## Data provided
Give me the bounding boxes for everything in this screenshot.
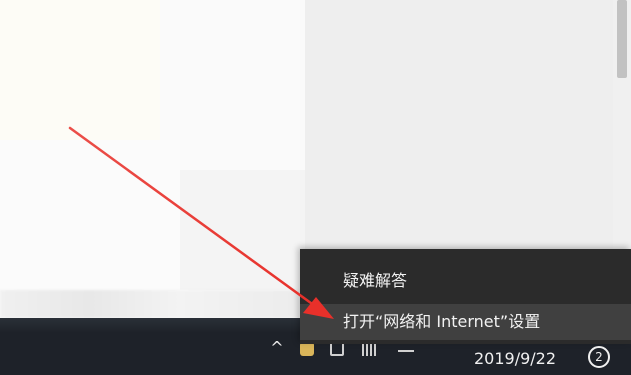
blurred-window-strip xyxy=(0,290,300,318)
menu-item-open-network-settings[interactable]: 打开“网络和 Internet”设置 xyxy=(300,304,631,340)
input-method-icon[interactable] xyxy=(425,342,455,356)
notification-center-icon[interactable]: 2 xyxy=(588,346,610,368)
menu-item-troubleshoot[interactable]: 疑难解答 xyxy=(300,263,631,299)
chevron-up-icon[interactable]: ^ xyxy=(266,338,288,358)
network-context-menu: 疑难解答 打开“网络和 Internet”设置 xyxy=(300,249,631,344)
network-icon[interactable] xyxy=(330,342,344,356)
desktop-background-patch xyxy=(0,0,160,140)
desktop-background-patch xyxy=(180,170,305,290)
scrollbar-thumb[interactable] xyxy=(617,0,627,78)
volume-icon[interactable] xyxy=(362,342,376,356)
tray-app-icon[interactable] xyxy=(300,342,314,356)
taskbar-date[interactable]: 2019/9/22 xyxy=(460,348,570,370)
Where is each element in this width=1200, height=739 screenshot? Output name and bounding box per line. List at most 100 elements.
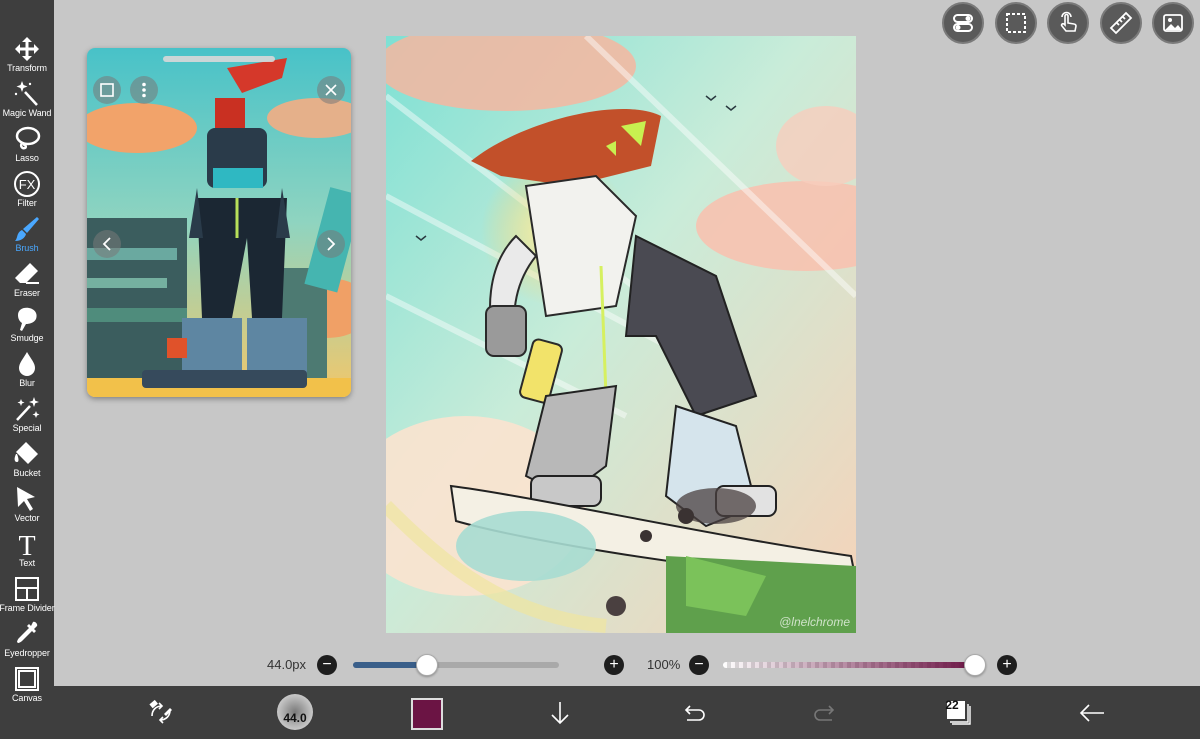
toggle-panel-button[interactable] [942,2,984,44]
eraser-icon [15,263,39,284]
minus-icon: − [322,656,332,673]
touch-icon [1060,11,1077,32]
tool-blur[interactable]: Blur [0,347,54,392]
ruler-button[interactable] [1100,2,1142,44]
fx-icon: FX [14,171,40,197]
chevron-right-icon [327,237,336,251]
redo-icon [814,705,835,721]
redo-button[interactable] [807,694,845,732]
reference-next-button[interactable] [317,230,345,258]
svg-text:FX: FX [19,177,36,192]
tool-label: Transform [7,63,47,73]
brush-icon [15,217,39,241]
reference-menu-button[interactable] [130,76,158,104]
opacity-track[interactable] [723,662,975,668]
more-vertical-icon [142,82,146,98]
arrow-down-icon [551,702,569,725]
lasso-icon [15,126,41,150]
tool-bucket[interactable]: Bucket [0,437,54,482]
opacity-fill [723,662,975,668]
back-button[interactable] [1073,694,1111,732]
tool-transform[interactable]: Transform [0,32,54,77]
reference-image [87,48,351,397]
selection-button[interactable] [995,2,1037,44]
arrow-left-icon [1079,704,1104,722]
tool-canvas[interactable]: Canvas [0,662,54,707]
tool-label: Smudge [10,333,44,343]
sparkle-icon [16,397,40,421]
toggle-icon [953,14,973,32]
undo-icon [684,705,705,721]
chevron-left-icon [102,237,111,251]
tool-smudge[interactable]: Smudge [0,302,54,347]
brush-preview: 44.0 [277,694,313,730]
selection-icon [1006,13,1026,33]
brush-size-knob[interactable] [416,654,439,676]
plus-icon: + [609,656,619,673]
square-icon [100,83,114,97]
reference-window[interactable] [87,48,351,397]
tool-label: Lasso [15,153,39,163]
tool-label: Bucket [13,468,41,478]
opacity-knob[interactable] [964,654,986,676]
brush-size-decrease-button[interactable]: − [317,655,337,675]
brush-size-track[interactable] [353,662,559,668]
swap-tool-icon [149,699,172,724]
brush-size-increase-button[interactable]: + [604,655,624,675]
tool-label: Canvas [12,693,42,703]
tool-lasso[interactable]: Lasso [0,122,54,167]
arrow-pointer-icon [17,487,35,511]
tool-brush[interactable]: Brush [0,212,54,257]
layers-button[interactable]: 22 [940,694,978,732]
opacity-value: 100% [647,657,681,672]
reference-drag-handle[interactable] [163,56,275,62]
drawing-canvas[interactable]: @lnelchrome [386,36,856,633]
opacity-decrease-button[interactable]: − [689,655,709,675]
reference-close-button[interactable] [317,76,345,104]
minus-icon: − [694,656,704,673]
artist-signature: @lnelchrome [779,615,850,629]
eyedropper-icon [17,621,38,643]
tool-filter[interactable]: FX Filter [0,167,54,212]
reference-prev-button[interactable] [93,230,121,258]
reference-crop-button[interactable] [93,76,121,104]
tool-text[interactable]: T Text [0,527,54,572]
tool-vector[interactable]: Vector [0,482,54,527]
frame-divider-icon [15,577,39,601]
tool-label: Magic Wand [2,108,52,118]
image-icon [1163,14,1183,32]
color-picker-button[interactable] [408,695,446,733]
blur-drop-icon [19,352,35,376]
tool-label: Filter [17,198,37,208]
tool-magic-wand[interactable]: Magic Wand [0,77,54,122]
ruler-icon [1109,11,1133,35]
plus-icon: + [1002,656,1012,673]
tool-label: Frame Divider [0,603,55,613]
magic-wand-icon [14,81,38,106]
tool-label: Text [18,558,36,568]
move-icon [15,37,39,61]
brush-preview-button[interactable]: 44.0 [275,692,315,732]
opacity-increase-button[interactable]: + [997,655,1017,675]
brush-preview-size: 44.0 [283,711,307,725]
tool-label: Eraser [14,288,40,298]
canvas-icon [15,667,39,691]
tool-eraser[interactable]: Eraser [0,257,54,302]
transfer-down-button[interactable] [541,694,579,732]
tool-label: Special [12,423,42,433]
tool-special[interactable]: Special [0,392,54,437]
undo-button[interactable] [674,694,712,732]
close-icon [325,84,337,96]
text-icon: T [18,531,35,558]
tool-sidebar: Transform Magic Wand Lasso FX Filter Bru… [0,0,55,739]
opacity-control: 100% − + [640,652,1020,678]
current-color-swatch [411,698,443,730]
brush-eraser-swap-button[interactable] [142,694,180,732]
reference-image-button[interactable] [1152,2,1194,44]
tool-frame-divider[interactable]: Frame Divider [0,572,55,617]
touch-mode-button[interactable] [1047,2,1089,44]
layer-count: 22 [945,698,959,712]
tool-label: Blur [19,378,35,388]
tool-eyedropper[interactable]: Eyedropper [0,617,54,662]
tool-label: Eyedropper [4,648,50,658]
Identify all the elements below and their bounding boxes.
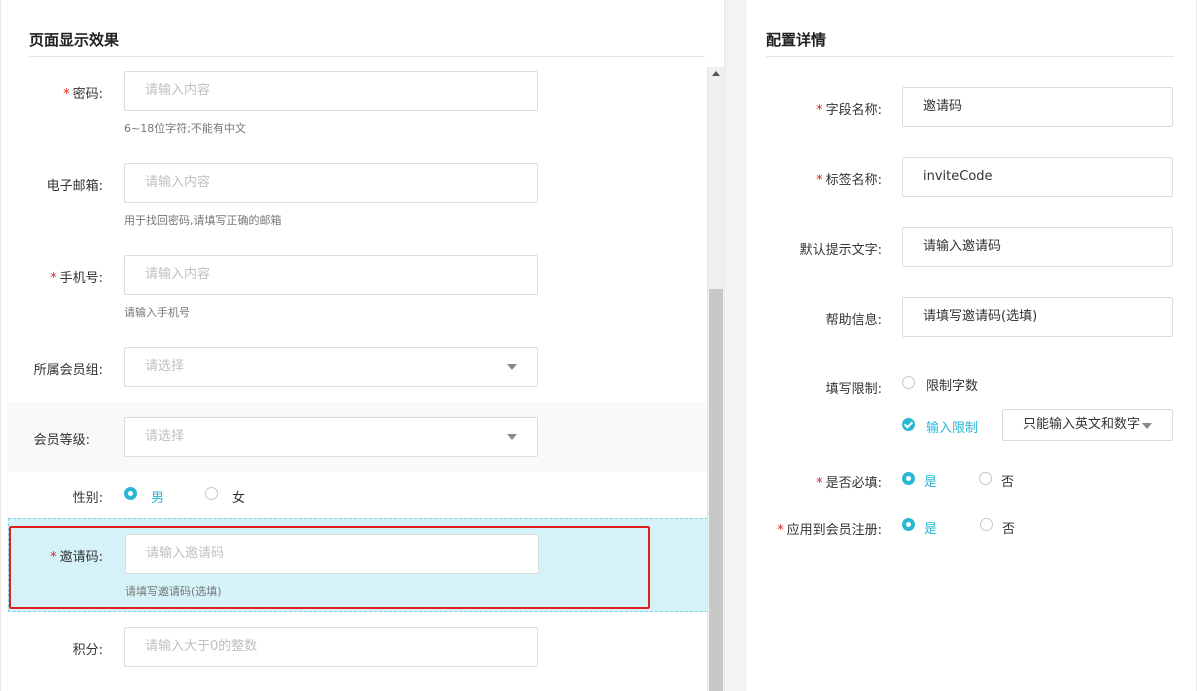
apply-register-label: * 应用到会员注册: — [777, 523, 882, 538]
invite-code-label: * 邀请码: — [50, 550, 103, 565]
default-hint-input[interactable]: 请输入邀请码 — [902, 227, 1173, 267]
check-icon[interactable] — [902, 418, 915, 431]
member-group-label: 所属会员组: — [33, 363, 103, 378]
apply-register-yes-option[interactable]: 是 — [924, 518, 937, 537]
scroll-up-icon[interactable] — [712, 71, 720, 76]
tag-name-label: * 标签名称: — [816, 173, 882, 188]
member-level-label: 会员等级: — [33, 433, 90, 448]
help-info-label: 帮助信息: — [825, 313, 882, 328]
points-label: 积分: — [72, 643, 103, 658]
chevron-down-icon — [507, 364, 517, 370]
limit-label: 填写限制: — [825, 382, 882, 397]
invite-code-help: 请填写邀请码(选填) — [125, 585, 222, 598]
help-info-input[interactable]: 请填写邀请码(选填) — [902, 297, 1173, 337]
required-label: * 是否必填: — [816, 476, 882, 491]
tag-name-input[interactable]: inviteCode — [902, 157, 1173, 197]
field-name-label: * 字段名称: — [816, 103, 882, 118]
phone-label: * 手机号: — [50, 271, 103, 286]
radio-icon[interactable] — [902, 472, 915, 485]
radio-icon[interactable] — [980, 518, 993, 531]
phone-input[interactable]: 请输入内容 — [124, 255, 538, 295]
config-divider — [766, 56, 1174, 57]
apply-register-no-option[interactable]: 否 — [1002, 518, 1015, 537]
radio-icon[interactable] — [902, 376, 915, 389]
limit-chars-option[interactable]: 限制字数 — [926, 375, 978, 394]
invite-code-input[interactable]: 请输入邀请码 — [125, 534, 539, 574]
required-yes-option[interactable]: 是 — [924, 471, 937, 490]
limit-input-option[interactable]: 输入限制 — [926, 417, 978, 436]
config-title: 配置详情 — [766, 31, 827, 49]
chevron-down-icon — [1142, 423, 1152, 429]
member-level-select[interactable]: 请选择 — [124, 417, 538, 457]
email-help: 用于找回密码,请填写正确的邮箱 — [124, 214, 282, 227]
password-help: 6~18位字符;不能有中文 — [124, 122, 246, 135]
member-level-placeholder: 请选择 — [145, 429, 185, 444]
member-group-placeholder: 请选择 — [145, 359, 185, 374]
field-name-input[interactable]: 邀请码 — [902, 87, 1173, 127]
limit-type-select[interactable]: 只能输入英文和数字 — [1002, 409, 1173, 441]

## Stated goal
Reproduce verbatim the entries from the line containing "blurred-window-strip xyxy=(0,290,300,318)" through the line containing "Where is each", including both of those lines.

## Response to the exercise
blurred-window-strip xyxy=(0,290,300,318)
menu-item-open-network-settings[interactable]: 打开“网络和 Internet”设置 xyxy=(300,304,631,340)
input-method-icon[interactable] xyxy=(425,342,455,356)
notification-center-icon[interactable]: 2 xyxy=(588,346,610,368)
menu-item-troubleshoot[interactable]: 疑难解答 xyxy=(300,263,631,299)
chevron-up-icon[interactable]: ^ xyxy=(266,338,288,358)
network-context-menu: 疑难解答 打开“网络和 Internet”设置 xyxy=(300,249,631,344)
network-icon[interactable] xyxy=(330,342,344,356)
desktop-background-patch xyxy=(0,0,160,140)
desktop-background-patch xyxy=(180,170,305,290)
scrollbar-thumb[interactable] xyxy=(617,0,627,78)
volume-icon[interactable] xyxy=(362,342,376,356)
tray-app-icon[interactable] xyxy=(300,342,314,356)
taskbar-date[interactable]: 2019/9/22 xyxy=(460,348,570,370)
Where is each element in this width=1200, height=739 screenshot? Output name and bounding box per line. List at most 100 elements.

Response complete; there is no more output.